- Exercise objective
From the listing below, extract each line containing the string "horizontal".

### Input records

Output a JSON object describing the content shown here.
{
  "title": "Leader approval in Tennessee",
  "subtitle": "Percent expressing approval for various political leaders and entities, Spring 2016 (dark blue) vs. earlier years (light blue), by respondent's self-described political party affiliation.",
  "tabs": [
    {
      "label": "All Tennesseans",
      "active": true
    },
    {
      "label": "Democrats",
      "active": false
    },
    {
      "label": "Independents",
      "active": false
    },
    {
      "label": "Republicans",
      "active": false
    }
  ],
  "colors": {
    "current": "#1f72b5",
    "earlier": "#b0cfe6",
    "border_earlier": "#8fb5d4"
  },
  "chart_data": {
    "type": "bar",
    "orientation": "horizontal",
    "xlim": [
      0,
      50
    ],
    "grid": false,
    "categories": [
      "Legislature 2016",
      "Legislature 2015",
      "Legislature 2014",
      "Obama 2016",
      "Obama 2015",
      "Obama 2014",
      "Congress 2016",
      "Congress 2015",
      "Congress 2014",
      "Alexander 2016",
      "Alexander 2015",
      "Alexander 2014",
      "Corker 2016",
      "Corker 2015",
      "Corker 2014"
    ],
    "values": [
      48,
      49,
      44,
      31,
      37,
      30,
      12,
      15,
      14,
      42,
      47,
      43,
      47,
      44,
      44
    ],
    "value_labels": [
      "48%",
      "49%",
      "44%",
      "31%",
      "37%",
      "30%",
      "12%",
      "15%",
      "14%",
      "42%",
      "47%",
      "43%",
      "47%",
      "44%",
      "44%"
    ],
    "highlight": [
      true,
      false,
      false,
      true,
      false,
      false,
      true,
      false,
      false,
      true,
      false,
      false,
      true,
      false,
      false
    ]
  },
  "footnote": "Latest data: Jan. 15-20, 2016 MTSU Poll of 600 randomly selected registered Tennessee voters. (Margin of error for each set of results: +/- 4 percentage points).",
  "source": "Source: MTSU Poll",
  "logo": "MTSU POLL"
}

######
### Input records

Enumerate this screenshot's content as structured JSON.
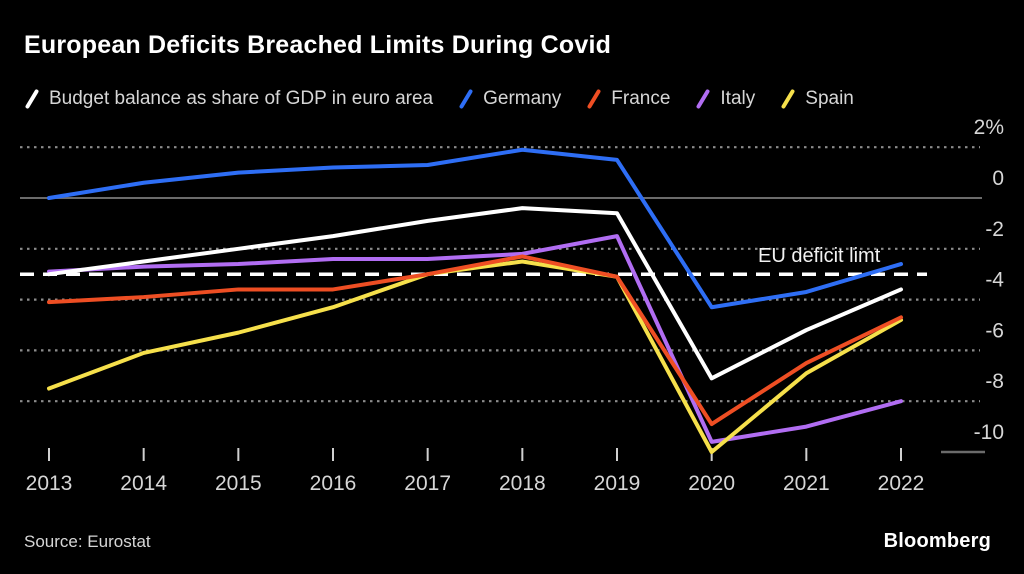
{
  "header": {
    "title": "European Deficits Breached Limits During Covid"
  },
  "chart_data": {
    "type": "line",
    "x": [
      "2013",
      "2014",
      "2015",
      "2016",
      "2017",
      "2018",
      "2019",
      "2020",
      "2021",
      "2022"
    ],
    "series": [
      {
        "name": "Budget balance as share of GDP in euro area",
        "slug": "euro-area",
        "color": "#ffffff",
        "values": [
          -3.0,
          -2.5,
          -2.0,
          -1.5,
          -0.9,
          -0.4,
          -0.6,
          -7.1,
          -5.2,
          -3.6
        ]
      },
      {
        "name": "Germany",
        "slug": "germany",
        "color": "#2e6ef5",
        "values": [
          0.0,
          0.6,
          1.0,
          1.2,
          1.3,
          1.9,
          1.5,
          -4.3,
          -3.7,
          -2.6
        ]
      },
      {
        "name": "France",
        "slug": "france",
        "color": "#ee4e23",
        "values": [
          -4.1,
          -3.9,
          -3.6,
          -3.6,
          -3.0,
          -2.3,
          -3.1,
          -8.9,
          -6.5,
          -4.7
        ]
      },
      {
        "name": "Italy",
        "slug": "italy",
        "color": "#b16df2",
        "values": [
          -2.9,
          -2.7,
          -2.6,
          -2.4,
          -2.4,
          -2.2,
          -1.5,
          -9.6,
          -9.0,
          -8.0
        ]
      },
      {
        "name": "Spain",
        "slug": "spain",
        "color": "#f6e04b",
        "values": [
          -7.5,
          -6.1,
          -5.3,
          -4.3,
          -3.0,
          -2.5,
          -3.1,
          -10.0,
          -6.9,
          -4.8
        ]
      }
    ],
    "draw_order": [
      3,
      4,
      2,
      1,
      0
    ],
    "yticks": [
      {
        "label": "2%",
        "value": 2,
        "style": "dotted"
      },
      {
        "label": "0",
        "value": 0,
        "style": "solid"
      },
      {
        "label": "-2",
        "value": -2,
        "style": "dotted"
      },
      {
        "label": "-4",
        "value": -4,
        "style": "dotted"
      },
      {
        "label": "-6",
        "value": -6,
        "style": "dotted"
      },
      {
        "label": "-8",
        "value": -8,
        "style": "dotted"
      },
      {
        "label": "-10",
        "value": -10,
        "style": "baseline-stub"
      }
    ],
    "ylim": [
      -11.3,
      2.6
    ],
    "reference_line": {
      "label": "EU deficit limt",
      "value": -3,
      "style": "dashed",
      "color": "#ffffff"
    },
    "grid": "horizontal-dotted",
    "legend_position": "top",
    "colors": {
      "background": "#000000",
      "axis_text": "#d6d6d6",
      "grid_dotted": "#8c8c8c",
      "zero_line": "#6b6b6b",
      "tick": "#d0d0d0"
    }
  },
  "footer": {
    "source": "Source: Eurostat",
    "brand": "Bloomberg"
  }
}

######
### Input records

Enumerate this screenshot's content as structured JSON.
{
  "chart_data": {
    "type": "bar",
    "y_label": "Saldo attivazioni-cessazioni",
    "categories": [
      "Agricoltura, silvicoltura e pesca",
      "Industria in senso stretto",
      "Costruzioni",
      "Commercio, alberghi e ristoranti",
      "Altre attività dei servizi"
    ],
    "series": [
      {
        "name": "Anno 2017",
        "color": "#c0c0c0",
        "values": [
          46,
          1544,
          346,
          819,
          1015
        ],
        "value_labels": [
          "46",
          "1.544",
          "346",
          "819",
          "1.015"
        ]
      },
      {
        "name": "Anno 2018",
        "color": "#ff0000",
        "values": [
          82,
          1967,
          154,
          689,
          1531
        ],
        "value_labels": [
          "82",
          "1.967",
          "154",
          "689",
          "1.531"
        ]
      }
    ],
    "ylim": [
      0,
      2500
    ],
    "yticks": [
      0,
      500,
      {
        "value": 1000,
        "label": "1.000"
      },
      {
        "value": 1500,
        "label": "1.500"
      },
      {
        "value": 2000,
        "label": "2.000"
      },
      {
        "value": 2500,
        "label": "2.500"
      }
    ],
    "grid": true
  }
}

######

- Expected answer
    "orientation": "horizontal",
    "grid": "horizontal-dotted",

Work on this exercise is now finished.